*The problem:*
Reproduce exactly, with no other output, every line of the data below from the line containing "Serialize everything readable" to the end, inclusive.

*Provided material:*

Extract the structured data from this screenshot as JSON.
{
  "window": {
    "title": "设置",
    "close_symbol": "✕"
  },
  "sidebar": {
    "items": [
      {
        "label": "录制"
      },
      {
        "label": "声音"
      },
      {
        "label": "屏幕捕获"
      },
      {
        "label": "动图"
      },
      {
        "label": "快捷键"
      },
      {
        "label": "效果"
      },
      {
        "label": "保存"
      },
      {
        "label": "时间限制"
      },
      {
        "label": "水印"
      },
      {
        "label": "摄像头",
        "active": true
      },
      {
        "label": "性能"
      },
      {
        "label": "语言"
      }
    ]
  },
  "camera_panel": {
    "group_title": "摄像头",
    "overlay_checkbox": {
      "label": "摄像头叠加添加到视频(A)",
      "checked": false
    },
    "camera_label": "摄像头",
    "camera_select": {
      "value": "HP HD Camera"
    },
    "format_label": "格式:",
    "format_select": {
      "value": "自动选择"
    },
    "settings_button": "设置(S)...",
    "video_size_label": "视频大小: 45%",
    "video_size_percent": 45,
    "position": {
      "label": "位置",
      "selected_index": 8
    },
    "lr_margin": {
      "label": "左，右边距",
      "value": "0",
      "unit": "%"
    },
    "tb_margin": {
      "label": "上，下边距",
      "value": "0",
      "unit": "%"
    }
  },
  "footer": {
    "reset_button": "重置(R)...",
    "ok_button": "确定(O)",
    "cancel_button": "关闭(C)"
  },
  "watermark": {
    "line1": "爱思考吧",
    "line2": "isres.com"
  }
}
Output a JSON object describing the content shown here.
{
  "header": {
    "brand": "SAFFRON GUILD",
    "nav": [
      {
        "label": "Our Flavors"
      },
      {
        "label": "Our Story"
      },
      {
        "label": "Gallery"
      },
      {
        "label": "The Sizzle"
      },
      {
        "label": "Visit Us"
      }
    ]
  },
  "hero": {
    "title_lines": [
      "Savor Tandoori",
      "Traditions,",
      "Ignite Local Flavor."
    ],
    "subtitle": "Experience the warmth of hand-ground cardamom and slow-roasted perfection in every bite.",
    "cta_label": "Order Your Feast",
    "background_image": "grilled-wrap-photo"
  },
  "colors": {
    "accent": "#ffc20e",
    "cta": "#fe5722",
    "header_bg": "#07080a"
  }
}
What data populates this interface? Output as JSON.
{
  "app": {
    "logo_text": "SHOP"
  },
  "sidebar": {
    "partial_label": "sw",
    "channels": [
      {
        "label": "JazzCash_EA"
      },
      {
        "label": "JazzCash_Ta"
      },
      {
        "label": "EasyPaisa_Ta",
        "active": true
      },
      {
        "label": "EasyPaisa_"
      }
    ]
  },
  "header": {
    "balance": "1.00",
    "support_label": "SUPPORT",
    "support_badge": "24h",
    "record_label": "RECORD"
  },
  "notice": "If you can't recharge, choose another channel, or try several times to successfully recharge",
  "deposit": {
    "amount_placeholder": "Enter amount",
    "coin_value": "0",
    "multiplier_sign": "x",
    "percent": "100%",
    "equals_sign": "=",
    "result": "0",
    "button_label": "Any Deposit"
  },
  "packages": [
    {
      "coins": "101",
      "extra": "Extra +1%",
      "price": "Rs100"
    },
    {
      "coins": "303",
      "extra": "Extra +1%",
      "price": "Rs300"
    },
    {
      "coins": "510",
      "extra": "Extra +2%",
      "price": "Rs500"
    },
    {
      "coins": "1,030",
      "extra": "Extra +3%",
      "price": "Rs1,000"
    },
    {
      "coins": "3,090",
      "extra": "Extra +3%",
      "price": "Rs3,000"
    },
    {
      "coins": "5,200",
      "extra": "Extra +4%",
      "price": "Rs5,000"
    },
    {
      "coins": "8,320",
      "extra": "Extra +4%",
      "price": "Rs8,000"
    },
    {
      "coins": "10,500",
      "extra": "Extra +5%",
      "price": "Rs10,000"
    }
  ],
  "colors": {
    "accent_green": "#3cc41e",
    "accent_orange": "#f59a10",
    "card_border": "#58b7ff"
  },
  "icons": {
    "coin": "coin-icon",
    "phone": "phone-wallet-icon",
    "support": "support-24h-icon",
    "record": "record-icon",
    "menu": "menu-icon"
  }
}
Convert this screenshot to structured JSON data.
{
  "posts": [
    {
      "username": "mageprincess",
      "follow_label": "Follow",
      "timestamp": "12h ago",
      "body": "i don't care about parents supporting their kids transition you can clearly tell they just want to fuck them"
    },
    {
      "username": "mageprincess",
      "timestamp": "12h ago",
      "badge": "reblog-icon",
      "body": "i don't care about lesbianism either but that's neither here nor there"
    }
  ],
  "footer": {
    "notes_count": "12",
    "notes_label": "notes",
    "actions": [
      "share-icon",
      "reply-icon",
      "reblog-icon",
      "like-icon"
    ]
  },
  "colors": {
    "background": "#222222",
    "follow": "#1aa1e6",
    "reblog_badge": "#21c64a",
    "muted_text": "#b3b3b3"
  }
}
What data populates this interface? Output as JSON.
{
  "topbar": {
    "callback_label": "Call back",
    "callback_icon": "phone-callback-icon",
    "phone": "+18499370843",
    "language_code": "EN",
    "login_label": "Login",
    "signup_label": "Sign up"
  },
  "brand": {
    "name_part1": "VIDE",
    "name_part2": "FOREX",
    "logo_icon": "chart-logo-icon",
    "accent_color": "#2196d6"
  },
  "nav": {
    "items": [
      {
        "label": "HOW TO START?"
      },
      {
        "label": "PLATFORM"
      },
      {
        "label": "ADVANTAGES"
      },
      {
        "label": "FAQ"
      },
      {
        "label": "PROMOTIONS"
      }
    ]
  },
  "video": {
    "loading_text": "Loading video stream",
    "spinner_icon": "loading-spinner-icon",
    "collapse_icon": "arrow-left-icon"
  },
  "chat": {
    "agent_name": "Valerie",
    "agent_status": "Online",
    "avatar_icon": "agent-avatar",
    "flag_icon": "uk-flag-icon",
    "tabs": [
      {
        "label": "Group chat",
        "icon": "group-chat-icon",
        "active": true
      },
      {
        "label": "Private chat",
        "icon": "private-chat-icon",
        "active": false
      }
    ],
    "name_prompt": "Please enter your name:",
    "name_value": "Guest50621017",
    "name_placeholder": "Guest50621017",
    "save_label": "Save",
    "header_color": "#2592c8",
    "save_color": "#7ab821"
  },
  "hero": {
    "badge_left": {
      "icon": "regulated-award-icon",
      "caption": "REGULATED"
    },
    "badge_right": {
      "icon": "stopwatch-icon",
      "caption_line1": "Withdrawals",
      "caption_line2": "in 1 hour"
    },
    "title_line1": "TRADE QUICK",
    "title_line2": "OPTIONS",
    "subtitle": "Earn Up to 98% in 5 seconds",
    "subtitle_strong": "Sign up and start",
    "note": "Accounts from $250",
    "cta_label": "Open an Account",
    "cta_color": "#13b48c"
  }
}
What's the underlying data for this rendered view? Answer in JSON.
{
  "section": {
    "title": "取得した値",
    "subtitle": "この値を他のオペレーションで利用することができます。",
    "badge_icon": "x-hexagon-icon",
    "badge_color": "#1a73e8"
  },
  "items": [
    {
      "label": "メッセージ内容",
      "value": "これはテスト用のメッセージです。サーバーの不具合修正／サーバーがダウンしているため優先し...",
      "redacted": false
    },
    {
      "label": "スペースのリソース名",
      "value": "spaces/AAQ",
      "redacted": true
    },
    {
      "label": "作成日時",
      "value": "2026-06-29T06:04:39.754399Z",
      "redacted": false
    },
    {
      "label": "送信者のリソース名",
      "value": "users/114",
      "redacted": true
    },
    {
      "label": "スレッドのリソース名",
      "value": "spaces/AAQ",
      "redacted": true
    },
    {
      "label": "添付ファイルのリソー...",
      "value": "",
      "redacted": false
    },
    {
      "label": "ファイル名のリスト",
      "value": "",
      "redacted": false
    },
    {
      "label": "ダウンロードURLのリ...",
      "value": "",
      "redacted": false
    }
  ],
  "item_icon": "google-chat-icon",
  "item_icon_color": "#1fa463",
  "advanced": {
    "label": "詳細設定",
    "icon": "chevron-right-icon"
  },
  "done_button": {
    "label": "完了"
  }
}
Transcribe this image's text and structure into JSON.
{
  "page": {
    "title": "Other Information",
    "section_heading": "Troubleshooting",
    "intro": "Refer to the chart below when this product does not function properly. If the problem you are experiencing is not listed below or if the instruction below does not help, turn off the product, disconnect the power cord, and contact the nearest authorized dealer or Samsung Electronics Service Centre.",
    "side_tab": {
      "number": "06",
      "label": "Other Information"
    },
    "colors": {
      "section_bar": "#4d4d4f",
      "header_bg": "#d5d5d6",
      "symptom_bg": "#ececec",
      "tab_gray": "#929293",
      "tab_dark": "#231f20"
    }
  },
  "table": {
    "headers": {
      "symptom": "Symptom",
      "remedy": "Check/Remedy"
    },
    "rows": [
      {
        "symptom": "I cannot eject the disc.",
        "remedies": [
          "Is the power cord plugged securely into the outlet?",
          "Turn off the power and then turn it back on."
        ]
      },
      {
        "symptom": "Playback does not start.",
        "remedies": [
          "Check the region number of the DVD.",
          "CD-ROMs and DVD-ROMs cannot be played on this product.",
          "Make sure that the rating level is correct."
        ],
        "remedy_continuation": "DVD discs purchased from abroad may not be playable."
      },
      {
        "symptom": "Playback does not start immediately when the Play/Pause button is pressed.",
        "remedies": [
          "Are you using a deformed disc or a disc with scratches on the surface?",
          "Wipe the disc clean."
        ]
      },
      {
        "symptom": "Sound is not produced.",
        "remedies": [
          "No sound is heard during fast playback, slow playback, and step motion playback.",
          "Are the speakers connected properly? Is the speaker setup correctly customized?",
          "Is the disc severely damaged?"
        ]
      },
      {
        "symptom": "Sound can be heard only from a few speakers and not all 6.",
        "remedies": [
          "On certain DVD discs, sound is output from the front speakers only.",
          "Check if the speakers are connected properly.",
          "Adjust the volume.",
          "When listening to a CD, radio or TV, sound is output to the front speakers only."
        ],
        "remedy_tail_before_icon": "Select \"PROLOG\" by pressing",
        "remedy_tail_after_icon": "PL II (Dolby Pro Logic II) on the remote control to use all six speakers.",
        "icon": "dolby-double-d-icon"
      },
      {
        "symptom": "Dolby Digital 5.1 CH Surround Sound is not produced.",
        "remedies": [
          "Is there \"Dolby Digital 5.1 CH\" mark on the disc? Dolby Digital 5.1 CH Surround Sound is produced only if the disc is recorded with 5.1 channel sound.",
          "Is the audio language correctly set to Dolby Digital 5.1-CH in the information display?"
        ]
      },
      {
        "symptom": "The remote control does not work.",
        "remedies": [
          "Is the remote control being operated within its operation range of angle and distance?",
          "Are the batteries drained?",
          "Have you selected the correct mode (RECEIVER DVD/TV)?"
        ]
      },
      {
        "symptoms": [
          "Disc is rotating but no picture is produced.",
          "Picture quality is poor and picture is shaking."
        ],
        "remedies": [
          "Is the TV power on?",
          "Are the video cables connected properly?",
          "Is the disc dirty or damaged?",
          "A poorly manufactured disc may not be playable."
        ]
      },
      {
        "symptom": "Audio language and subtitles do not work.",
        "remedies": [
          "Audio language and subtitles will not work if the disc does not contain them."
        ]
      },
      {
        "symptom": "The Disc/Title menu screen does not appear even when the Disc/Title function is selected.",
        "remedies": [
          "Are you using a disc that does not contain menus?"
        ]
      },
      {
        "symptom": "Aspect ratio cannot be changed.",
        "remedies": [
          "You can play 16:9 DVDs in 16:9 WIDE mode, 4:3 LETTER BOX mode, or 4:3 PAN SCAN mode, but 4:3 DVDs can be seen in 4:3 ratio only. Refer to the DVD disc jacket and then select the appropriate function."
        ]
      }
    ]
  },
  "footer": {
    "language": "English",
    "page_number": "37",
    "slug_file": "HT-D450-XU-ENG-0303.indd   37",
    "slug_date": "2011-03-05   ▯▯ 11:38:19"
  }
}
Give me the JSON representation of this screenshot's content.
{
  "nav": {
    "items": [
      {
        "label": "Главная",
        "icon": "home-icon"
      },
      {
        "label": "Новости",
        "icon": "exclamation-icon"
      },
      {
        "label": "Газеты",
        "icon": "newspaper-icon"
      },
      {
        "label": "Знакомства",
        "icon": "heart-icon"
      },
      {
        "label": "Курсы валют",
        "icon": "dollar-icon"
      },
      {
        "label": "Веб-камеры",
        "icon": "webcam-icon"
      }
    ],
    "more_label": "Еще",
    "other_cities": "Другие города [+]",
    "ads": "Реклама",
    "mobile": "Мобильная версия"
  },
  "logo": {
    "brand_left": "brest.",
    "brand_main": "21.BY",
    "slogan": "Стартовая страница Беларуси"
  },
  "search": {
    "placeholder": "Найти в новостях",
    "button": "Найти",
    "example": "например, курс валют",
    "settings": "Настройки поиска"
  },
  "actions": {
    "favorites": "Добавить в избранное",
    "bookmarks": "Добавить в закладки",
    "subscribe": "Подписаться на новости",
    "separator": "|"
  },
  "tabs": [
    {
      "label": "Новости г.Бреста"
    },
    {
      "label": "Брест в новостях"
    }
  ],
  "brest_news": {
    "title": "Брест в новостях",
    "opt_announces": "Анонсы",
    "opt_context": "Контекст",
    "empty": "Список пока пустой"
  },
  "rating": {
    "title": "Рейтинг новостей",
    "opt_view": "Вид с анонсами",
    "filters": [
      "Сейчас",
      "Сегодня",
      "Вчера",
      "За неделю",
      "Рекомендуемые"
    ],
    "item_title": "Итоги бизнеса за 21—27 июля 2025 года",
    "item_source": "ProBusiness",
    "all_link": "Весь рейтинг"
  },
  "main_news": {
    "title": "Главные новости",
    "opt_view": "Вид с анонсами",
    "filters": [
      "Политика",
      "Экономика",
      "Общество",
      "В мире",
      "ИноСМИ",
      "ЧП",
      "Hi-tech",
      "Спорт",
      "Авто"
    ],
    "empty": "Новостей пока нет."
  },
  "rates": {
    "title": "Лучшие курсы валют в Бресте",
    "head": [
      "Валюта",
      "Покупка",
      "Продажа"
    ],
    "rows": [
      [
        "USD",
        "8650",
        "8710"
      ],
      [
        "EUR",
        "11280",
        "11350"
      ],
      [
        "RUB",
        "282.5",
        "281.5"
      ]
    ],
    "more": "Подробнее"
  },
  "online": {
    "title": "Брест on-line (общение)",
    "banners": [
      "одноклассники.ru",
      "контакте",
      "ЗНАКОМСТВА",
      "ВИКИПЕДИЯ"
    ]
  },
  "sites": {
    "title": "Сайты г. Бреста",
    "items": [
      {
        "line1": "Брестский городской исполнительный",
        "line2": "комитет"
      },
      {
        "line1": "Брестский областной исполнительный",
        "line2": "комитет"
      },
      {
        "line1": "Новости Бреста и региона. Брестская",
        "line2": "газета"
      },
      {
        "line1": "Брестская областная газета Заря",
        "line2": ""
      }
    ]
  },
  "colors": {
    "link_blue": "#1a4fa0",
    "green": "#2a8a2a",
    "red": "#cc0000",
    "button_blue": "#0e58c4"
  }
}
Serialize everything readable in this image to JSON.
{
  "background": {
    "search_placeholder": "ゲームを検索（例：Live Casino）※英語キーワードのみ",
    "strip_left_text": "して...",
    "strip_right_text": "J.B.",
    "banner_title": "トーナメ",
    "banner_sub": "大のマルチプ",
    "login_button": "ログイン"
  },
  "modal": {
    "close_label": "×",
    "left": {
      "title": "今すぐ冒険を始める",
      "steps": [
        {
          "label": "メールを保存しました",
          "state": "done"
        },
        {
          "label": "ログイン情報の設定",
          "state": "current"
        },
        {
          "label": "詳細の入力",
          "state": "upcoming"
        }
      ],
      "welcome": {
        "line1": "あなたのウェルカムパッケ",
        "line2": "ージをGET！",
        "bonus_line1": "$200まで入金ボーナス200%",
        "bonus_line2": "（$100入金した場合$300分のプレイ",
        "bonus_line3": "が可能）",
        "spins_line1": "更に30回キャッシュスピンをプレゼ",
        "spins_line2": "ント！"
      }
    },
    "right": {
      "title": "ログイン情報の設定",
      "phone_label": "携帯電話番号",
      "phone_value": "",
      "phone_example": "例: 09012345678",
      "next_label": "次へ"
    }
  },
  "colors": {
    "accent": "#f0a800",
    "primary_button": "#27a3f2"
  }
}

*Reply:*
Serialize everything readable in this image to JSON.
{
  "background": {
    "search_placeholder": "ゲームを検索（例：Live Casino）※英語キーワードのみ",
    "strip_left_text": "して...",
    "strip_right_text": "J.B.",
    "banner_title": "トーナメ",
    "banner_sub": "大のマルチプ",
    "login_button": "ログイン"
  },
  "modal": {
    "close_label": "×",
    "left": {
      "title": "今すぐ冒険を始める",
      "steps": [
        {
          "label": "メールを保存しました",
          "state": "done"
        },
        {
          "label": "ログイン情報の設定",
          "state": "current"
        },
        {
          "label": "詳細の入力",
          "state": "upcoming"
        }
      ],
      "welcome": {
        "line1": "あなたのウェルカムパッケ",
        "line2": "ージをGET！",
        "bonus_line1": "$200まで入金ボーナス200%",
        "bonus_line2": "（$100入金した場合$300分のプレイ",
        "bonus_line3": "が可能）",
        "spins_line1": "更に30回キャッシュスピンをプレゼ",
        "spins_line2": "ント！"
      }
    },
    "right": {
      "title": "ログイン情報の設定",
      "phone_label": "携帯電話番号",
      "phone_value": "",
      "phone_example": "例: 09012345678",
      "next_label": "次へ"
    }
  },
  "colors": {
    "accent": "#f0a800",
    "primary_button": "#27a3f2"
  }
}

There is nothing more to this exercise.